TO BE DONE → Please pull out every line that includes the string "Cafe".
** Start DATASET **
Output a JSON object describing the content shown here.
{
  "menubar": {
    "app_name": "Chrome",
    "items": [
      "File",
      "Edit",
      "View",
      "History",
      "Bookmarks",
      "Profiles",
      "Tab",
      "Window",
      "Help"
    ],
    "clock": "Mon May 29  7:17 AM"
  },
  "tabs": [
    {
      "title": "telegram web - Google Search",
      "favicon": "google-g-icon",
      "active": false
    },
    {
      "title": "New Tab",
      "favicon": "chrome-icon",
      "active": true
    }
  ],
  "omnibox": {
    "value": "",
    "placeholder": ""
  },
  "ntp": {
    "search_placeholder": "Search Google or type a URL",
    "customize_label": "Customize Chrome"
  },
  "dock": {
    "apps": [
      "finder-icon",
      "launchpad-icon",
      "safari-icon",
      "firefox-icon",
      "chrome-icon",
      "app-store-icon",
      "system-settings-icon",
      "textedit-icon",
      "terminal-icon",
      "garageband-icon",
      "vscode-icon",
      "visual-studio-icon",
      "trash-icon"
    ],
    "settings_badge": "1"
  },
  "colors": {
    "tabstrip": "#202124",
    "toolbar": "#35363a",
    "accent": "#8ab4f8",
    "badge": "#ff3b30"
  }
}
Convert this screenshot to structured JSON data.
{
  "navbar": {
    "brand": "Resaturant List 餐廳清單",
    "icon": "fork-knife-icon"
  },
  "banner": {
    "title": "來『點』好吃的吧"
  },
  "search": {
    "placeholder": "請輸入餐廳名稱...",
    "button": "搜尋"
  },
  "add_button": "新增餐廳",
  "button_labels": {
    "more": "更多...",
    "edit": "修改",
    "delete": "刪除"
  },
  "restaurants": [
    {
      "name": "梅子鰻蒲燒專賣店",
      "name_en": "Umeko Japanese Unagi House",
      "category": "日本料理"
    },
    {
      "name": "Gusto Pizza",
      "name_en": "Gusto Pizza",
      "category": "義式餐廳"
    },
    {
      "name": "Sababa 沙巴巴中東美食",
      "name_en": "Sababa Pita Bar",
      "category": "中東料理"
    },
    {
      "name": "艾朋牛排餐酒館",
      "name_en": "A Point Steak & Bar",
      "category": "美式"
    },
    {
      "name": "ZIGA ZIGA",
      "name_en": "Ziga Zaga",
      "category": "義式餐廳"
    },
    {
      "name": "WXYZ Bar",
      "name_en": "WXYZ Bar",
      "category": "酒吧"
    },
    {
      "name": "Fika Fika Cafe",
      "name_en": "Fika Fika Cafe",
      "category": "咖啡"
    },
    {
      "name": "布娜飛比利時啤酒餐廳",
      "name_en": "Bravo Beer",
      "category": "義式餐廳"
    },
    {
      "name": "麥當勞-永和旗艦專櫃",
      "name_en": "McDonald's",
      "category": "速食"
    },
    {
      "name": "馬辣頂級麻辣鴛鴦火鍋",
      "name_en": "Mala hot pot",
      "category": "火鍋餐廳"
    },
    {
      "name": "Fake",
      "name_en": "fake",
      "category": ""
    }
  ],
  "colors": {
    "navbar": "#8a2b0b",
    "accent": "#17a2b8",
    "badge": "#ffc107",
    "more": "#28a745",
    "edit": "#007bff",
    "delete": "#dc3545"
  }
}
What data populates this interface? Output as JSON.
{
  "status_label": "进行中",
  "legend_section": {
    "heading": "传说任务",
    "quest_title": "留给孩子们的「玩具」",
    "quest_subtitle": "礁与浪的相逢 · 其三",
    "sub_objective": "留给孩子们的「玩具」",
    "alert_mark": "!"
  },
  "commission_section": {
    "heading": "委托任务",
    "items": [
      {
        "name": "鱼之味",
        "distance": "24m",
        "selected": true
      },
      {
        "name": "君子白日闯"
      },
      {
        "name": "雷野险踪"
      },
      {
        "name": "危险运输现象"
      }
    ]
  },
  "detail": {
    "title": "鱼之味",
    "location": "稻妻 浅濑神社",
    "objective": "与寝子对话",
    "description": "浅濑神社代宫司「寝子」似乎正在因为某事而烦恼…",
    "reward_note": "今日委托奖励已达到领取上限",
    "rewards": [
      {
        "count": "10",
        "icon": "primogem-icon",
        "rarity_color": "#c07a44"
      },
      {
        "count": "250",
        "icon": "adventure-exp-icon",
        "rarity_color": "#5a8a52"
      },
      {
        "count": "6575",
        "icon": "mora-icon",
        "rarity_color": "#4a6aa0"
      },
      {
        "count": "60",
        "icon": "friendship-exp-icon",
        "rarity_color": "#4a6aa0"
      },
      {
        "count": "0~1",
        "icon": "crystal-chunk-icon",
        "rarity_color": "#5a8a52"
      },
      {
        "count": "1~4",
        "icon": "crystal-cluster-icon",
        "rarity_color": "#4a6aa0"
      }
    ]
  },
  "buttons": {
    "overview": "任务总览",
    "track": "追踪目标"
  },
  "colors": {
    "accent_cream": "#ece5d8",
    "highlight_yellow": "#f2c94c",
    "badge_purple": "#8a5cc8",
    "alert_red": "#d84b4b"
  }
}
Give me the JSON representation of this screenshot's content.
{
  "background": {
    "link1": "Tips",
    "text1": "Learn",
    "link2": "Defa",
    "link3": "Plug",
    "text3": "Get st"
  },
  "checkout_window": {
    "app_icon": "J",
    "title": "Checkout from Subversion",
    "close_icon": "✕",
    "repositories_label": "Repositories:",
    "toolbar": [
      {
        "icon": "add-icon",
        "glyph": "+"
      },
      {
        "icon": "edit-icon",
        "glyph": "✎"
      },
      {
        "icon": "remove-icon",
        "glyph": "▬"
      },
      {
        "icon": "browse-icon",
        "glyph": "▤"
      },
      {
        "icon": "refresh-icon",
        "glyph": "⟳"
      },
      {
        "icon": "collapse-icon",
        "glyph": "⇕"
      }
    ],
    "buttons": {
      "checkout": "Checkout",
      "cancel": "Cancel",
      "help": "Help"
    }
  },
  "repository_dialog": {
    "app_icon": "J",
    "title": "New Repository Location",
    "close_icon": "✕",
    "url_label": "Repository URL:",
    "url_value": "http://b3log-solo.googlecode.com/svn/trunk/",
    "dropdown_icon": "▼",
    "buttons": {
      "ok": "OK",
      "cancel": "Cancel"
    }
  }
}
** End DATASET **
SOLUTION FOR THIS PROBLEM →
      "name": "Fika Fika Cafe",
      "name_en": "Fika Fika Cafe",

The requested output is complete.